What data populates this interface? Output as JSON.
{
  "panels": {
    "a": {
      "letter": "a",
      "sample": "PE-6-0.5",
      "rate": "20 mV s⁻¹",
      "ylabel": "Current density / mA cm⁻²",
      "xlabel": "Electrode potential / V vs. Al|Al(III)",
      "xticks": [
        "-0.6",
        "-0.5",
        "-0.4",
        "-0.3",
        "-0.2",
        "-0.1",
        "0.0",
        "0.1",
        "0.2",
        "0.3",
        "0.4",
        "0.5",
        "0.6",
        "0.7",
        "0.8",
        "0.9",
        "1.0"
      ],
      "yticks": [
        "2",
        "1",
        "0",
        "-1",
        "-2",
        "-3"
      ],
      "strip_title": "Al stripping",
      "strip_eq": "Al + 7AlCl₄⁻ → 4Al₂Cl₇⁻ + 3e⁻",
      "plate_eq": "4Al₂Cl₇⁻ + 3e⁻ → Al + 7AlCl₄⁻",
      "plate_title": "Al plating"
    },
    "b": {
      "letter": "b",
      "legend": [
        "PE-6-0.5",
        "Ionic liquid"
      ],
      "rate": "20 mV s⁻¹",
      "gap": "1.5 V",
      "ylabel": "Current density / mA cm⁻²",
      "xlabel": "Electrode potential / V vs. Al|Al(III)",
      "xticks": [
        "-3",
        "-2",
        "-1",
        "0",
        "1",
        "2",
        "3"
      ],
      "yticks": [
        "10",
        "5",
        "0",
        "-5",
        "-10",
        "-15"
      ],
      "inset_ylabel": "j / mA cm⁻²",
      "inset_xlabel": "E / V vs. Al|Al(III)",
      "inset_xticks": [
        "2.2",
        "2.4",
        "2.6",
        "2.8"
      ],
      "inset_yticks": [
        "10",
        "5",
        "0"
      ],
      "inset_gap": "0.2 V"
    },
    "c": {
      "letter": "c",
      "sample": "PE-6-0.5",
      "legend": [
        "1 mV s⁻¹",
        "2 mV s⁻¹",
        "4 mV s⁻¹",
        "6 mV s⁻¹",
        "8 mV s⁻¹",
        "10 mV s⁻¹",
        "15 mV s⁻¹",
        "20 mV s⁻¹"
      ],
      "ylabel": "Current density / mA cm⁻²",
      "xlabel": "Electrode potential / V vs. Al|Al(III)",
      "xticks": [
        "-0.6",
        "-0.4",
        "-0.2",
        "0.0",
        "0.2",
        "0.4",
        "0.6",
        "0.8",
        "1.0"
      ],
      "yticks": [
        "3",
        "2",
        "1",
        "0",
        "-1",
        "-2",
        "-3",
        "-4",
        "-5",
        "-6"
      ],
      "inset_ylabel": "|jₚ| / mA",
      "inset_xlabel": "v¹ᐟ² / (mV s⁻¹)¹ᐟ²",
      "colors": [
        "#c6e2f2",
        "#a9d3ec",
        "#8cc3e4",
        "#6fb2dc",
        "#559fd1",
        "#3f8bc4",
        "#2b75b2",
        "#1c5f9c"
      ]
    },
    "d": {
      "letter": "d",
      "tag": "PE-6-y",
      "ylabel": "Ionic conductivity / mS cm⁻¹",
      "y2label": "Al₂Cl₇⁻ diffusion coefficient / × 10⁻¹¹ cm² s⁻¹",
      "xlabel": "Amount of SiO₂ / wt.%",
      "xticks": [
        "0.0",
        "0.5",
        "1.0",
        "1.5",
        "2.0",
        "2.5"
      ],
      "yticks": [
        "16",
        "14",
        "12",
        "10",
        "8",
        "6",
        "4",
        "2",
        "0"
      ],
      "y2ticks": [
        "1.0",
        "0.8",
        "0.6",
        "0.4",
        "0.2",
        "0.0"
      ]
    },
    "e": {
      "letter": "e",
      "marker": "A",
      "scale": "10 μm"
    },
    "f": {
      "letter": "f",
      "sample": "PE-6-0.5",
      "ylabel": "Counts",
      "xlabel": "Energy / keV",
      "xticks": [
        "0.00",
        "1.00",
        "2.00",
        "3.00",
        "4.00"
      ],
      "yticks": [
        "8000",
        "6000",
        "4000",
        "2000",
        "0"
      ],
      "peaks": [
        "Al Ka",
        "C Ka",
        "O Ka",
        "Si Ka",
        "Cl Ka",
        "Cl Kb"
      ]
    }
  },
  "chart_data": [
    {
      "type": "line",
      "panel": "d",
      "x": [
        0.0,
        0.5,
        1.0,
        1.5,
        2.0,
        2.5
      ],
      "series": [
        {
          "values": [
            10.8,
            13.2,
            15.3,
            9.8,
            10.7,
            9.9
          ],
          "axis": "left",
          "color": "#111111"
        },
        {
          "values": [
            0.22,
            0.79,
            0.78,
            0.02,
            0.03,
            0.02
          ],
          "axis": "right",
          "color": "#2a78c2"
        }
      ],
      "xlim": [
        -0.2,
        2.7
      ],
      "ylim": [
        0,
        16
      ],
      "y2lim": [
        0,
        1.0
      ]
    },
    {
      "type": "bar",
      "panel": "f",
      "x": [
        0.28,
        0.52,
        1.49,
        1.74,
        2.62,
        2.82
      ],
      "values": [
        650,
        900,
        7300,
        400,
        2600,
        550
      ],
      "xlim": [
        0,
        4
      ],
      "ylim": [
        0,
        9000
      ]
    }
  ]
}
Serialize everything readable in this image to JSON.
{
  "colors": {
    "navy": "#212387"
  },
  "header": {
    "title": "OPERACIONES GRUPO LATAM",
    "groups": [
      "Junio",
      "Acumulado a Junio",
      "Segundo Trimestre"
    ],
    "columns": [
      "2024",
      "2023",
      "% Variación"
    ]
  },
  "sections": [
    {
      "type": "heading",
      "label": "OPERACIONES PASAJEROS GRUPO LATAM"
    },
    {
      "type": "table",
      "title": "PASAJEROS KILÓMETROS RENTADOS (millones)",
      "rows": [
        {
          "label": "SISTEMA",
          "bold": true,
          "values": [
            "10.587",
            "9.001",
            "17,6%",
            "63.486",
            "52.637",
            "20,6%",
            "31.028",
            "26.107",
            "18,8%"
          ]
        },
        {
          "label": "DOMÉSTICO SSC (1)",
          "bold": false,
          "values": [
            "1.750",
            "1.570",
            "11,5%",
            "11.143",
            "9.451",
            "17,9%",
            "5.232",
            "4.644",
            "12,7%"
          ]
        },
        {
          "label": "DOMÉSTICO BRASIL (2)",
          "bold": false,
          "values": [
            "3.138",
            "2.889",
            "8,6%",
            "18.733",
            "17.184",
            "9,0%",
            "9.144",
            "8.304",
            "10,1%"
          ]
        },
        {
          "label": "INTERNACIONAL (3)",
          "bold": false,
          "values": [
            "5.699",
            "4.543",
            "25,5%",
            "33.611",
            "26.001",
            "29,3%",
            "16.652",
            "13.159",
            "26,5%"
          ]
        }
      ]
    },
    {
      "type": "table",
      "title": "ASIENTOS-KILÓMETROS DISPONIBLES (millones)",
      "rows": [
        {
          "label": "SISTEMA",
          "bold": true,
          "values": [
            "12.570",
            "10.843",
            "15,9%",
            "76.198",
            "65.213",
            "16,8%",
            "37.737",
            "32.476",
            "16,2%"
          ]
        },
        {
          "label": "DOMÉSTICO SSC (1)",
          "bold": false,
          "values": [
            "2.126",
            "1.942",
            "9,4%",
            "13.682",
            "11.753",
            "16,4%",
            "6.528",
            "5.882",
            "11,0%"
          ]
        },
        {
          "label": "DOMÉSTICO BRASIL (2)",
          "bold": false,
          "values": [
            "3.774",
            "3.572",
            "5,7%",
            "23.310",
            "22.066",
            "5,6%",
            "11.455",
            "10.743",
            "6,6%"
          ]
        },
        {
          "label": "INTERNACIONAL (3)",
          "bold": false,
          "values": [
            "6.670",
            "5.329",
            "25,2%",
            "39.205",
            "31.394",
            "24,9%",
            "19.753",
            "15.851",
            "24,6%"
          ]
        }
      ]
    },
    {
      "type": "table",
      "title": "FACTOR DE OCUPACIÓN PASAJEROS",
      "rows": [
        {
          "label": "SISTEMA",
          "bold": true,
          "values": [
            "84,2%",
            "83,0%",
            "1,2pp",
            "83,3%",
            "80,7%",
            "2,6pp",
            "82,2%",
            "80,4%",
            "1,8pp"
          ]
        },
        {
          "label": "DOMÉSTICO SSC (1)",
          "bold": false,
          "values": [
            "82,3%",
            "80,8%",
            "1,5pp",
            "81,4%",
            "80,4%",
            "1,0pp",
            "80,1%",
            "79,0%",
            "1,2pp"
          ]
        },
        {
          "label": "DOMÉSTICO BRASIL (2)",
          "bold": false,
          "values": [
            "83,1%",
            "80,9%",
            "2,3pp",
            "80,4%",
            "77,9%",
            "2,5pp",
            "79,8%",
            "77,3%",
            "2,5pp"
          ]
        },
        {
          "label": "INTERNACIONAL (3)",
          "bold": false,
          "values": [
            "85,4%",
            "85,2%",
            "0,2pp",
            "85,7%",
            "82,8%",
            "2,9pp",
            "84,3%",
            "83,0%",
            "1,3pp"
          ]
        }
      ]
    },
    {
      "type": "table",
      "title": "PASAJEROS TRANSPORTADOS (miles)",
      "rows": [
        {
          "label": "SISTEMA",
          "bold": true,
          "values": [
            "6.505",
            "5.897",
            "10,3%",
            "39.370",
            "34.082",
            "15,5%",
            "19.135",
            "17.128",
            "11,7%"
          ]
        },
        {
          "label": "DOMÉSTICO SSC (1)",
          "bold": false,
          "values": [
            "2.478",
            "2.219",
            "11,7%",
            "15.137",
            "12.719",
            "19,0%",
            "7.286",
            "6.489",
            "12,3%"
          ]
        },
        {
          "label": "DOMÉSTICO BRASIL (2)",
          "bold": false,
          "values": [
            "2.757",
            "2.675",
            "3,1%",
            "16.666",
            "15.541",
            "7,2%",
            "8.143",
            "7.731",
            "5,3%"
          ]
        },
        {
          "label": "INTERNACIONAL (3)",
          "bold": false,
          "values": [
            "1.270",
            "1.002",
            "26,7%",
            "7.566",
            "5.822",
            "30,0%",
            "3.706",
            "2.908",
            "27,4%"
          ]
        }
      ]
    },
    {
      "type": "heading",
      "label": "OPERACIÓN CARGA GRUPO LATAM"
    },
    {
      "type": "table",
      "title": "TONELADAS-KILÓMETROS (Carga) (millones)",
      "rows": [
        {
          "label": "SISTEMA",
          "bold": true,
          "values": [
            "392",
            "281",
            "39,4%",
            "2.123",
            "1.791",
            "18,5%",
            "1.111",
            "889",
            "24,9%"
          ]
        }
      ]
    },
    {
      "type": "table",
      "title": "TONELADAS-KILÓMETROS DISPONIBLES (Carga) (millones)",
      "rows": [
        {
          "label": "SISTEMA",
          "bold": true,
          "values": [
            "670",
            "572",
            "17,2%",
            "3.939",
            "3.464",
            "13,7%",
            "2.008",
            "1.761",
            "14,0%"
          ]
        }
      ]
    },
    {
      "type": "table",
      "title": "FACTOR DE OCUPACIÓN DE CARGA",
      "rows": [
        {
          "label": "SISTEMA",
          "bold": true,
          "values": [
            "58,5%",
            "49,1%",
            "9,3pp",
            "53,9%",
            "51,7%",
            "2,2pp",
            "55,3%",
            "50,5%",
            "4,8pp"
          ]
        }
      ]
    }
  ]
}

» **Aim**
Return each full line of the entries that contains the word "GRUPO".

» **Worked solution**
    "title": "OPERACIONES GRUPO LATAM",
      "label": "OPERACIONES PASAJEROS GRUPO LATAM"
      "label": "OPERACIÓN CARGA GRUPO LATAM"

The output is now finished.